STATED PROBLEM: Work out the number of lines in the listing that include the string "content". Reply with that number alone.

(Records from a collection of figures)

•••

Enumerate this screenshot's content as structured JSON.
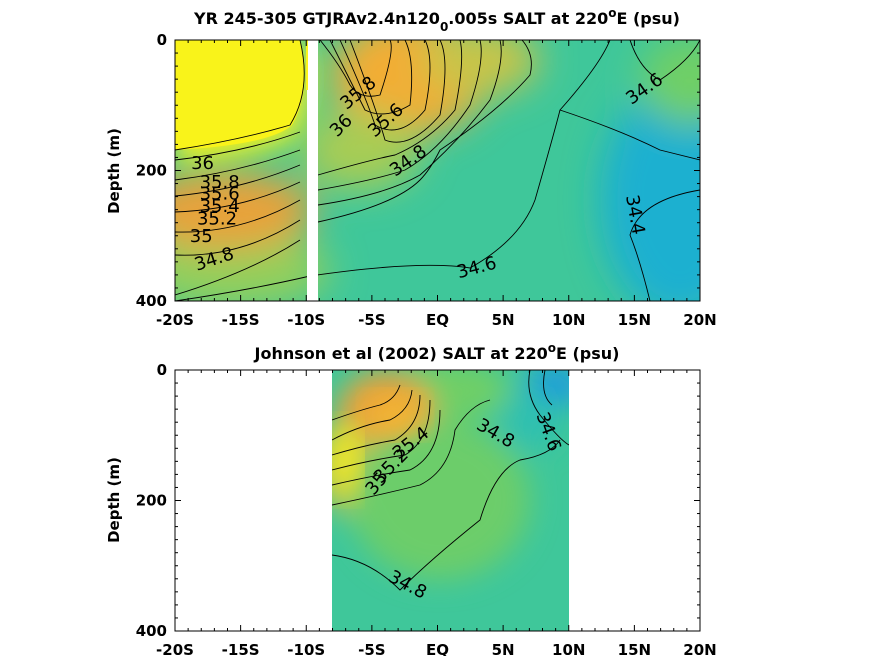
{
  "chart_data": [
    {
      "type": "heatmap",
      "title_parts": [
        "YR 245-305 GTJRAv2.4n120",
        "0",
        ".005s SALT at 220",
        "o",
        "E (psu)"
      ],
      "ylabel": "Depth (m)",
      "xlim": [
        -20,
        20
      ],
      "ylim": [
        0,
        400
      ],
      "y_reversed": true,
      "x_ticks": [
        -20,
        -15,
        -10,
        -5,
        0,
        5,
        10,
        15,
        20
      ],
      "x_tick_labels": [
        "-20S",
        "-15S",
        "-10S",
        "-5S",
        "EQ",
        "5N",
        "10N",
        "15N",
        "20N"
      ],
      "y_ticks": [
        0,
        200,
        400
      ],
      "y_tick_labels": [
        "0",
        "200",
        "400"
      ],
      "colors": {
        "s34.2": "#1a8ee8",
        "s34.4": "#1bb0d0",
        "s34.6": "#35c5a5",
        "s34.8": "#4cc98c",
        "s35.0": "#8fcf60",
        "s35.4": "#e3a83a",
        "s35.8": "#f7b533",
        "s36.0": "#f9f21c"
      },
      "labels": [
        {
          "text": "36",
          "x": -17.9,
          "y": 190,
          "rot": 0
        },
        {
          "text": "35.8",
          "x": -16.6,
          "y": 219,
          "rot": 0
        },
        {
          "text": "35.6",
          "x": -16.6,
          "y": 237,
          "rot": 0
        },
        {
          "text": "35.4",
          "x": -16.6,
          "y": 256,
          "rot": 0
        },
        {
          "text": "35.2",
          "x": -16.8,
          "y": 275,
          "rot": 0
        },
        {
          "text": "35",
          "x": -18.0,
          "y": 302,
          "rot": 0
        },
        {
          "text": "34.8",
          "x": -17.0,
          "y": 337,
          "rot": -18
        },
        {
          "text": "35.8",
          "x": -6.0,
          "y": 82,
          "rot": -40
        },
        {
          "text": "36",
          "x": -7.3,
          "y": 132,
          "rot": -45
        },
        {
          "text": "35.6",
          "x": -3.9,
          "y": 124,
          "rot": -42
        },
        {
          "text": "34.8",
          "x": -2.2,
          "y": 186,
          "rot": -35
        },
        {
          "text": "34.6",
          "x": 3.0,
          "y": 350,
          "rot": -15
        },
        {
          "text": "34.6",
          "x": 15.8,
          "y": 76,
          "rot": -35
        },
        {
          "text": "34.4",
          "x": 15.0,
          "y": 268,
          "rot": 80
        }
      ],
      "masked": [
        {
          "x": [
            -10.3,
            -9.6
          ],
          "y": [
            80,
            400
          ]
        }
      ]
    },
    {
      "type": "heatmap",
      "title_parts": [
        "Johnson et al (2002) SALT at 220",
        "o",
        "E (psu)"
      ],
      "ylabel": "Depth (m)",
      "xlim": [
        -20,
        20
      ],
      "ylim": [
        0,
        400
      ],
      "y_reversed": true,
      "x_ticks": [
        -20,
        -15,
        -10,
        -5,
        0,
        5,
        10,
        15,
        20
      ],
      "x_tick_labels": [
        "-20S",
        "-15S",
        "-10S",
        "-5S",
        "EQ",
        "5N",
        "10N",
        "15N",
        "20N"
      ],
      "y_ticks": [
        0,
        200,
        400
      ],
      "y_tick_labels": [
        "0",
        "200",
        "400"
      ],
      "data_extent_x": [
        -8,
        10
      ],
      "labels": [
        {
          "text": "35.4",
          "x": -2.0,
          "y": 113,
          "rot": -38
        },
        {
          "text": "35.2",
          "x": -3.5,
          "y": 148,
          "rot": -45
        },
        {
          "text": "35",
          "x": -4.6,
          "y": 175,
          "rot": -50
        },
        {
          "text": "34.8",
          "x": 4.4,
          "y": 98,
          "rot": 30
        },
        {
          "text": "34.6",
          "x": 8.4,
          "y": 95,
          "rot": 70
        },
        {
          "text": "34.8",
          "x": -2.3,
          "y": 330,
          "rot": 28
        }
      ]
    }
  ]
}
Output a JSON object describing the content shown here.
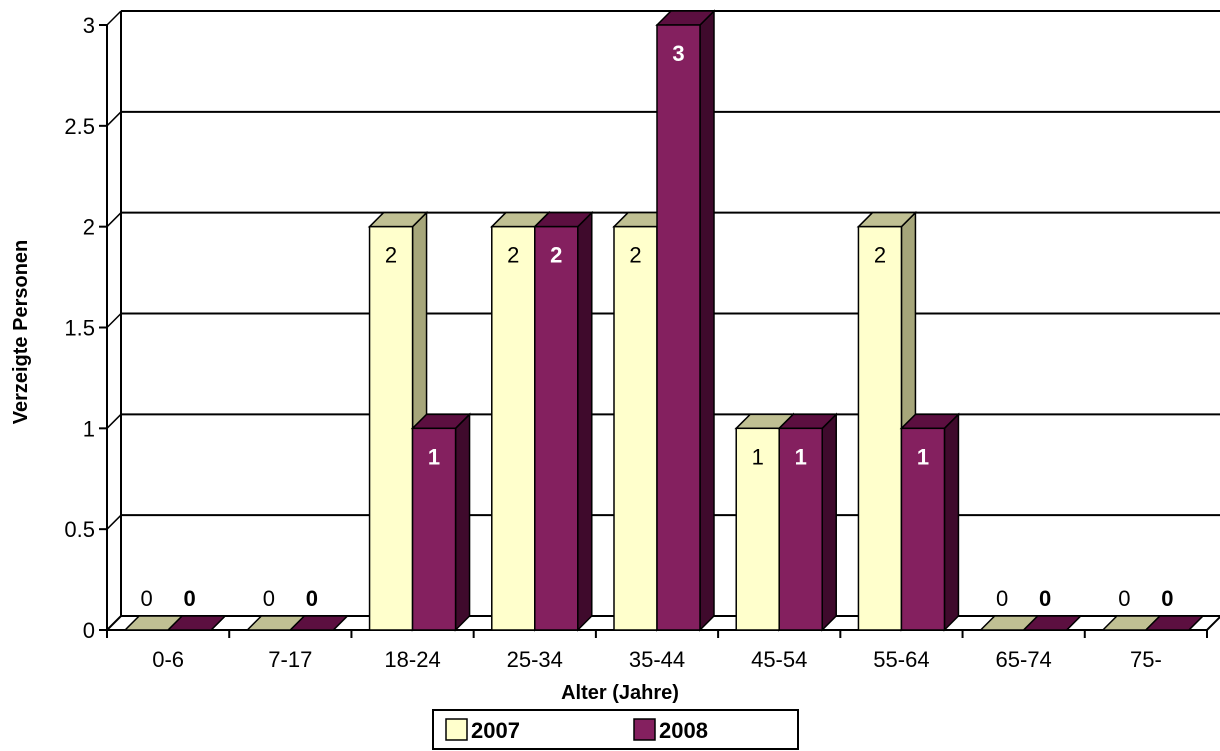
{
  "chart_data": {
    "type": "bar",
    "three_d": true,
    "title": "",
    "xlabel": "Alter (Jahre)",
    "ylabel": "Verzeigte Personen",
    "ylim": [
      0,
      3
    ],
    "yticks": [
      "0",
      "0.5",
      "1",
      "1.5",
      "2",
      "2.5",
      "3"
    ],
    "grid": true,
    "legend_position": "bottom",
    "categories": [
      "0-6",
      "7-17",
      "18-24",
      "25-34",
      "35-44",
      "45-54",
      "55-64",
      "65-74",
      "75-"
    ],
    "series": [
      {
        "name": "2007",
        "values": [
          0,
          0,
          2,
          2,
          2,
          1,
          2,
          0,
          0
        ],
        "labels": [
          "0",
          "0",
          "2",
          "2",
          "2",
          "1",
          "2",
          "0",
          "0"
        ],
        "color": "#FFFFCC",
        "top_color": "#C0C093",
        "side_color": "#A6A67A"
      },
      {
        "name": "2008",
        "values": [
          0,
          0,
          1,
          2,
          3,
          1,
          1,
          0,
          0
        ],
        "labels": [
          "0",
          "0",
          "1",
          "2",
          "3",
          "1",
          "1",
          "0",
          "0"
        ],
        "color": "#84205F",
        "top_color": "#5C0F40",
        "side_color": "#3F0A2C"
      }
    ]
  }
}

•••

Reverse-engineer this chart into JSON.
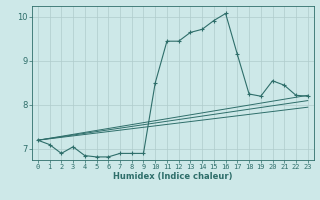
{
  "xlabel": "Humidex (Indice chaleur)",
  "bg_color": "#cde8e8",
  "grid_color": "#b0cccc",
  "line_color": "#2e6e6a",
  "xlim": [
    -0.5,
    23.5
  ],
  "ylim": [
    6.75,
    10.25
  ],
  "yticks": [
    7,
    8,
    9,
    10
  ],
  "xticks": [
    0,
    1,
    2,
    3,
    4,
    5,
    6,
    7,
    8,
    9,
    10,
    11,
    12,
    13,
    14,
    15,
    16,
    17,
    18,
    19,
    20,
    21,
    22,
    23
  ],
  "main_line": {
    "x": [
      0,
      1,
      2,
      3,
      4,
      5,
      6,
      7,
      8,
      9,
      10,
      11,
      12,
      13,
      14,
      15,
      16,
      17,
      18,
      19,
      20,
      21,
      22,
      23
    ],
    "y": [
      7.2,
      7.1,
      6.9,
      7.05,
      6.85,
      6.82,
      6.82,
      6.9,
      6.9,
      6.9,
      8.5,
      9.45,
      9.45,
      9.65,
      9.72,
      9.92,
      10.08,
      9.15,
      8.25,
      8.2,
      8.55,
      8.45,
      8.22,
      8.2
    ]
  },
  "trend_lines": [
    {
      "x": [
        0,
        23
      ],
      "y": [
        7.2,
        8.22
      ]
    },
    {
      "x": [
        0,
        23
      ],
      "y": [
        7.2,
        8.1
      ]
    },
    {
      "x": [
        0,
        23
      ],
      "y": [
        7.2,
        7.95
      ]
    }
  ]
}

•••

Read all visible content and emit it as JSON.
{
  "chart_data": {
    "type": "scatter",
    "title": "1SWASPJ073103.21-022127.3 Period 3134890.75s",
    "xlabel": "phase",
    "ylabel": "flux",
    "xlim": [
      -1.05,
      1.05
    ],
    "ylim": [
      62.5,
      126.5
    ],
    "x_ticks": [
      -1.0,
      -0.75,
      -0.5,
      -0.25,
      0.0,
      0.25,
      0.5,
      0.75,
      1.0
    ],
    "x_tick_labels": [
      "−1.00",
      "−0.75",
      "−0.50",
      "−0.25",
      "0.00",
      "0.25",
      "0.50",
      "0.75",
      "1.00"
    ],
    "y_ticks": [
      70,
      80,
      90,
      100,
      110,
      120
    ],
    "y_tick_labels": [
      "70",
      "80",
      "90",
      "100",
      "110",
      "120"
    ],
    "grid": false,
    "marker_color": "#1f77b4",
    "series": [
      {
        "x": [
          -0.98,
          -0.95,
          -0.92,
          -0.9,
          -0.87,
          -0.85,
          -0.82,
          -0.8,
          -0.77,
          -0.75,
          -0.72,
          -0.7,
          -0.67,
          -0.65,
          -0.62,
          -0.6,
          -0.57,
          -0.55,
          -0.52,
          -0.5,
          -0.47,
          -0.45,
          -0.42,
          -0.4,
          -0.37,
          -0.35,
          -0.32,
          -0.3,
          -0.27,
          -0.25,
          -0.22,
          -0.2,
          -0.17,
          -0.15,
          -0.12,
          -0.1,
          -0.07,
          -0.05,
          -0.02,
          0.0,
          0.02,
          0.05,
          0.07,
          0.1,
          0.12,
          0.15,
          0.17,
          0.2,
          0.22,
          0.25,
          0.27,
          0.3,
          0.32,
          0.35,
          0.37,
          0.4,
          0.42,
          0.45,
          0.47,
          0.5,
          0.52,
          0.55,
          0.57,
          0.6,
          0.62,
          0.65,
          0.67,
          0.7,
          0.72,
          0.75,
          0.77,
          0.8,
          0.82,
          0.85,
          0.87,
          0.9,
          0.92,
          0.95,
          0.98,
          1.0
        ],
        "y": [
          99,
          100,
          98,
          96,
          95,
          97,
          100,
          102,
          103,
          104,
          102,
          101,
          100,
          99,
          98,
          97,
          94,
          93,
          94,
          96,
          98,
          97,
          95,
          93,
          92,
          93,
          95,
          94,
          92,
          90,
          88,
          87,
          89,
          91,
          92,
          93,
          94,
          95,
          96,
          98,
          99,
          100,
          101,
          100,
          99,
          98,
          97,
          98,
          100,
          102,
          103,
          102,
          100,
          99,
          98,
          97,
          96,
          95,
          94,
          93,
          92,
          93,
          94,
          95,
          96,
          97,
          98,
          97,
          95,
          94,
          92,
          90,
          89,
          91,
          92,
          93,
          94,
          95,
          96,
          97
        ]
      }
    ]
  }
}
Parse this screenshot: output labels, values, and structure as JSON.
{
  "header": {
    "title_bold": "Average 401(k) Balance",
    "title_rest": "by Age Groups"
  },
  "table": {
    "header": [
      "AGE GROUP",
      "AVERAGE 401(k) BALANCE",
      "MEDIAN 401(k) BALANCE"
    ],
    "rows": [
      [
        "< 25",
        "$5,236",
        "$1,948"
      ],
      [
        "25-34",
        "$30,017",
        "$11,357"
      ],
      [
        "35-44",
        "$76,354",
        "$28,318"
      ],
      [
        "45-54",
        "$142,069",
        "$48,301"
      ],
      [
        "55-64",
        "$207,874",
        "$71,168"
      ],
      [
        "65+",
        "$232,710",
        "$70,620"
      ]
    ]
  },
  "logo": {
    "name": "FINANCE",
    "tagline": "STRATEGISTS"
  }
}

•••

THE COMPLETED TASK: 3